- I TUOI COMPITI:
1) Nel brano sul fumetto «Capitão», quale Chiesa invia i propri missionari in Mozambico a partire dal 1870?
2) Trascrivi fedelmente il passo del brano sul fumetto «Capitão» che va da «Fumetti: missionari romandi» fino a «e XX secolo.».

___ BRANO PROPOSTO

TANGRAM 47

Fumetti: missionari romandi in Mozambico

Samuel Jordan

I fumetti, genere letterario spesso sottovalutato, costituiscono una straordinaria macchina narrativa e anche un ottimo mezzo di comunicazione per rileggere la storia con la S maiuscola. Ne è una prova «Capitão», pubblicato nel 2019 da Éditions Antipodes.

In quest’opera di eccellente fattura, gli autori Yann Karlen e Stefano Boroni richiamano l’attenzione sul ruolo misconosciuto delle missioni riformate romande in Africa nel XIX e XX secolo.

Come noto, il processo di colonizzazione europea aveva un duplice carattere: la conquista materiale e l’assoggettamento spirituale. Da un lato, i coloni si sono appropriati dei territori indigeni, dall’altro le Chiese occidentali hanno cercato di convertire le popolazioni colonizzate ai lumi della civiltà giudaico-cristiana. «Capitão» è una storia sorprendente che ripercorre questi sforzi di proselitismo. Liberamente ispirato alle vicende di diversi evangelizzatori, il fumetto esplora la storia delle missioni elvetiche in Africa australe, ricordandoci che la Svizzera, pur non avendo avuto possedimenti coloniali, ha partecipato alla dominazione di una parte del mondo sull’altra. Il racconto si svolge nel Mozambico coloniale, sotto il dominio della corona portoghese e della Chiesa cattolica. È in questo contesto piuttosto ostile che, a partire dal 1870, la Chiesa evangelica libera del Cantone di Vaud invia i propri missionari.

______
___ DATI FORNITI

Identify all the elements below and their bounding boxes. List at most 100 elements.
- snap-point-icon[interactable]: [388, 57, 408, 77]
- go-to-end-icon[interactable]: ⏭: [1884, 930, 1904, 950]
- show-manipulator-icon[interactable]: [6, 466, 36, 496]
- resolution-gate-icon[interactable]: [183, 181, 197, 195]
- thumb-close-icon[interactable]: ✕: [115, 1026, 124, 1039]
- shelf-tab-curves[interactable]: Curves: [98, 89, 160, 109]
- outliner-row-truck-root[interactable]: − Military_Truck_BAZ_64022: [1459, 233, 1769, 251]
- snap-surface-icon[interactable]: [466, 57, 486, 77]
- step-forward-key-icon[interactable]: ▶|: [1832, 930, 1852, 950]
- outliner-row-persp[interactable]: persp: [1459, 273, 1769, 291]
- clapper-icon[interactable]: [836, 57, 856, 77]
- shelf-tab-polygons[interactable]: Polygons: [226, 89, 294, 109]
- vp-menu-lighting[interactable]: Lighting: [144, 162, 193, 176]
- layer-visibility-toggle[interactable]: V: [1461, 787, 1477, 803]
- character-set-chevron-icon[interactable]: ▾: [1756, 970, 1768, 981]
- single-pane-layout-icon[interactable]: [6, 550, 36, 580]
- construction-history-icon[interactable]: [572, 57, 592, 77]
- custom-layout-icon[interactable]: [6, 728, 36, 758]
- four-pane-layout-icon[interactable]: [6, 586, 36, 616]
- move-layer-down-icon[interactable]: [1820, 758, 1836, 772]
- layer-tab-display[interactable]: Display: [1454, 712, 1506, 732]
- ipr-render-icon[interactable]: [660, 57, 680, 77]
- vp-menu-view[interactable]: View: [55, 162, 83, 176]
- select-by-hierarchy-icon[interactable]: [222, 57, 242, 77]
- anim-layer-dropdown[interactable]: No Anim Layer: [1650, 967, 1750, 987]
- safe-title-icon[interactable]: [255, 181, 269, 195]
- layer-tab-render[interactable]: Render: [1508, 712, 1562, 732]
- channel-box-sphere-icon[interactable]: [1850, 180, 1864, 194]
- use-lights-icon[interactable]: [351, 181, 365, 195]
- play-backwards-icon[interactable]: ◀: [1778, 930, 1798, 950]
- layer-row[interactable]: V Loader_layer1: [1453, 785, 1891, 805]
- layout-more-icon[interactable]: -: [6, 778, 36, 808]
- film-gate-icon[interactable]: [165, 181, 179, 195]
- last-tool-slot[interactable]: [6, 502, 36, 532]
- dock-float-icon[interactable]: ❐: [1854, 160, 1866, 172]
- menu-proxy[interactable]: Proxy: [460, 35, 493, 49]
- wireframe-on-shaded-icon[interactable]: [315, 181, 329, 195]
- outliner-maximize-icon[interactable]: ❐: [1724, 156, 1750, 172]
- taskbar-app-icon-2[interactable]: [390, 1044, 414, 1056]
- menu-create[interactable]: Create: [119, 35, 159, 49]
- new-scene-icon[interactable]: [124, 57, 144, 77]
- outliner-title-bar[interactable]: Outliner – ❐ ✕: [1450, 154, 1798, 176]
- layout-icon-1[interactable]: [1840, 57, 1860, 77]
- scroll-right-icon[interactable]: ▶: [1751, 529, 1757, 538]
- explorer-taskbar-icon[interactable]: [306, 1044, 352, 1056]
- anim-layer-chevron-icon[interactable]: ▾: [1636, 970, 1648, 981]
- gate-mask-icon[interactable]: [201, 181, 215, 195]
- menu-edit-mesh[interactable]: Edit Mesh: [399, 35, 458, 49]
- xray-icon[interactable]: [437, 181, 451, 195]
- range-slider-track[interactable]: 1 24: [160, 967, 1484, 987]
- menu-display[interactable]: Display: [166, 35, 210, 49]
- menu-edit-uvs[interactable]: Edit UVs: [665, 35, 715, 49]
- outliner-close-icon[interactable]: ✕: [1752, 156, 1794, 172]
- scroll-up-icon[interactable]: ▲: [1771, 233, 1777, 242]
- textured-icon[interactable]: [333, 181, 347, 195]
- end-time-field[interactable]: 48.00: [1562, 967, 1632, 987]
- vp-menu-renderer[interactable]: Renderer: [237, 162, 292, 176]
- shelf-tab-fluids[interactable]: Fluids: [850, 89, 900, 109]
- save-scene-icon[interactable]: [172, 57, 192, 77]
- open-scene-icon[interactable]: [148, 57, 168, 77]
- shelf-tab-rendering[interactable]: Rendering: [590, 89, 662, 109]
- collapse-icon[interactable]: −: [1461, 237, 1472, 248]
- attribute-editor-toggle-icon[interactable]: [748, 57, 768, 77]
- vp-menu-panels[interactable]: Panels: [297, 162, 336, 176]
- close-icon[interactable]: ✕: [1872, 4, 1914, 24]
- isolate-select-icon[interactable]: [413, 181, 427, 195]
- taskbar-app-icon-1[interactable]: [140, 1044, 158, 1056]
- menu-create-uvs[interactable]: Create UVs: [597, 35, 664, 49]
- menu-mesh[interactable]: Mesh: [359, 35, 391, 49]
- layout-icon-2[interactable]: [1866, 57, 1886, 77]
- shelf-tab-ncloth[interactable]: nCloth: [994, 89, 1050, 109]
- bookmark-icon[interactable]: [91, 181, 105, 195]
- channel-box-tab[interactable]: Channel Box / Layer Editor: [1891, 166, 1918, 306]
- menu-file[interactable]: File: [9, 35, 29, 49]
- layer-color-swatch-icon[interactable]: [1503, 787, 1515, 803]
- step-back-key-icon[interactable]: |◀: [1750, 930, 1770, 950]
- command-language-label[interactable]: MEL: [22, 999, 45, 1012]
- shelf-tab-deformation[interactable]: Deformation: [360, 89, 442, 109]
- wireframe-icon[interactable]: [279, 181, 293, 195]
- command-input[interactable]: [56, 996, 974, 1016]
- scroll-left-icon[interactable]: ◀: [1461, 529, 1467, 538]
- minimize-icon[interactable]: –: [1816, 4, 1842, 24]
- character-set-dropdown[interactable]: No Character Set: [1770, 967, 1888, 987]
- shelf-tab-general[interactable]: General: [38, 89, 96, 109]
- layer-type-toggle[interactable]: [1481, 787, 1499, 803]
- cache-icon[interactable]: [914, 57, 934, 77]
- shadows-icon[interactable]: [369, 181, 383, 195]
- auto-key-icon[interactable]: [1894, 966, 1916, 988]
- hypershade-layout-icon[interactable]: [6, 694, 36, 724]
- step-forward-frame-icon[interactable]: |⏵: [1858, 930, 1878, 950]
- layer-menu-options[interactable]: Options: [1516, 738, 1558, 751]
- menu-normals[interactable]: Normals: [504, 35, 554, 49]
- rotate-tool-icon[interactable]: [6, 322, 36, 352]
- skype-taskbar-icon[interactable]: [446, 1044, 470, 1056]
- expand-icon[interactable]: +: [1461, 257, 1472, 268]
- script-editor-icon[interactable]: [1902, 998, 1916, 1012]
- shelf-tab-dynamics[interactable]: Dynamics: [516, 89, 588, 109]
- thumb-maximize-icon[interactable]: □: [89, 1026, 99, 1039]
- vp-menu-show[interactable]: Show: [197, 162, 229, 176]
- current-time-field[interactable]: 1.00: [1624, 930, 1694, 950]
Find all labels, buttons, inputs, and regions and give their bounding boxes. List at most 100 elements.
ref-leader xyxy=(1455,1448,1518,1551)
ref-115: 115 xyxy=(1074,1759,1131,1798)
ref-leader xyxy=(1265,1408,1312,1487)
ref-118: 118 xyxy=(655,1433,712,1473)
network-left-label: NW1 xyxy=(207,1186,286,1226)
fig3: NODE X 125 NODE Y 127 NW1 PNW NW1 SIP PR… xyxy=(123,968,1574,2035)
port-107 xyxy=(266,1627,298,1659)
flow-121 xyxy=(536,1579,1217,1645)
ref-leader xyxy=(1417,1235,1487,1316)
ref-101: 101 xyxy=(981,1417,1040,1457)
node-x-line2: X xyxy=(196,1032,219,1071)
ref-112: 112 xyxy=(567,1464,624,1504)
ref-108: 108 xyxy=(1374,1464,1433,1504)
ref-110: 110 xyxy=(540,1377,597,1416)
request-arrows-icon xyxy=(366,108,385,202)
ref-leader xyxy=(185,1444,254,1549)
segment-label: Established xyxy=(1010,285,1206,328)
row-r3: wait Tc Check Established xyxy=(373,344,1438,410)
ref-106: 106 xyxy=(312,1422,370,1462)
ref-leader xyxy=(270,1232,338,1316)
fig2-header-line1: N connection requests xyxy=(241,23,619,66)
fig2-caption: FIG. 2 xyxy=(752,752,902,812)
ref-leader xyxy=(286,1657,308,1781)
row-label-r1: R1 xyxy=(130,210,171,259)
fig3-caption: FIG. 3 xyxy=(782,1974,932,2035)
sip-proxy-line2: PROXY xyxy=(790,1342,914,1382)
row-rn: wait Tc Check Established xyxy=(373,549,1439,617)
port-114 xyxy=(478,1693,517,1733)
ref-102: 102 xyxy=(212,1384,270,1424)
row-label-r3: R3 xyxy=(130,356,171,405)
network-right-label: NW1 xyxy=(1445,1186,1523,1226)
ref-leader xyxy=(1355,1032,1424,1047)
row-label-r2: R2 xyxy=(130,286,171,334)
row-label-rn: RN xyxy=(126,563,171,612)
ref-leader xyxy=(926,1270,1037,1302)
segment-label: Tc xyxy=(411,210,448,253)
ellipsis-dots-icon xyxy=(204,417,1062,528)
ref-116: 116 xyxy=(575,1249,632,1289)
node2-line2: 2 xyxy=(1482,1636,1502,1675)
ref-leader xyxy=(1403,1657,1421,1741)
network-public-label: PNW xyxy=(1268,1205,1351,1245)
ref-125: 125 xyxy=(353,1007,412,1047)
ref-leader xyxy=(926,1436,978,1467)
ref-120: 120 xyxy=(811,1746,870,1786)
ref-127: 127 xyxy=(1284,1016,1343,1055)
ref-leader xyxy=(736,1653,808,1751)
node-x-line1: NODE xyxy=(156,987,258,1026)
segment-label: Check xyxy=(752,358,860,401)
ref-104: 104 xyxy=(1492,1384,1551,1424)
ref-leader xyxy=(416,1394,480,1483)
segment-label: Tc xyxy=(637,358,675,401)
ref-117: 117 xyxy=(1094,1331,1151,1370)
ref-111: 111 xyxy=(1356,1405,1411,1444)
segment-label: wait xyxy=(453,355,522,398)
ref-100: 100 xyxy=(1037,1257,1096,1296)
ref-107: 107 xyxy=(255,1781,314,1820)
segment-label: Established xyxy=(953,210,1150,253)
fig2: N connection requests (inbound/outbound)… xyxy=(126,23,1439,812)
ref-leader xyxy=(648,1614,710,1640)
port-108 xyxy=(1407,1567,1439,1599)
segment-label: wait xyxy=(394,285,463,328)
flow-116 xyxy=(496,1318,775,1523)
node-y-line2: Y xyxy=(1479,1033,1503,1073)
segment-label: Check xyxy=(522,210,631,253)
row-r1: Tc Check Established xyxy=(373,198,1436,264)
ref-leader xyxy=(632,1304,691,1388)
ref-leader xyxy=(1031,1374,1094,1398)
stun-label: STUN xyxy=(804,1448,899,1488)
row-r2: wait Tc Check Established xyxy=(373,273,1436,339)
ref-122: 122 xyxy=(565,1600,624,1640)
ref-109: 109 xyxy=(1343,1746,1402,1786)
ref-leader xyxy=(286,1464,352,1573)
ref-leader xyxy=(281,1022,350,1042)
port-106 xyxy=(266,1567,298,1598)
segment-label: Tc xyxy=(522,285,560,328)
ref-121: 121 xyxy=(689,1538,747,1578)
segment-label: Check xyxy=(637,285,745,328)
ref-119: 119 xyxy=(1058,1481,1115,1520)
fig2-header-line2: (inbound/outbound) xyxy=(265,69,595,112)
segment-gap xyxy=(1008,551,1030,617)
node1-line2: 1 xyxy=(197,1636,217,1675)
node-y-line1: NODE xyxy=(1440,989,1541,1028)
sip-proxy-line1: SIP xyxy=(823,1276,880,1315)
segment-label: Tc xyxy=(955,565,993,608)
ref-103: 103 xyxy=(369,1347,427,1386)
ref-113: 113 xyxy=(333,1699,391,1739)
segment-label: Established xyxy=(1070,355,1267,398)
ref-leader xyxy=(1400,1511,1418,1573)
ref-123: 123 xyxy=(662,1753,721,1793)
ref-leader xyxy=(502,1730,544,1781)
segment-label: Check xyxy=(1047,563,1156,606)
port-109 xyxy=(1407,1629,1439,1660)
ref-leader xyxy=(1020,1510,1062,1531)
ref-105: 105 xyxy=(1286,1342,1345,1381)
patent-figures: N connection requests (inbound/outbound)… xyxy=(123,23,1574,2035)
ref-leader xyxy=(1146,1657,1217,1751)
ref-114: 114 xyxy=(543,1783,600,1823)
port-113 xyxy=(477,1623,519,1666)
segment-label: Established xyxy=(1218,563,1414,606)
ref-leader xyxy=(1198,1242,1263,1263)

______

- SOLUZIONI:
1) La Chiesa evangelica libera del Cantone di Vaud.

2)
Fumetti: missionari romandi in Mozambico

Samuel Jordan

I fumetti, genere letterario spesso sottovalutato, costituiscono una straordinaria macchina narrativa e anche un ottimo mezzo di comunicazione per rileggere la storia con la S maiuscola. Ne è una prova «Capitão», pubblicato nel 2019 da Éditions Antipodes.

In quest’opera di eccellente fattura, gli autori Yann Karlen e Stefano Boroni richiamano l’attenzione sul ruolo misconosciuto delle missioni riformate romande in Africa nel XIX e XX secolo.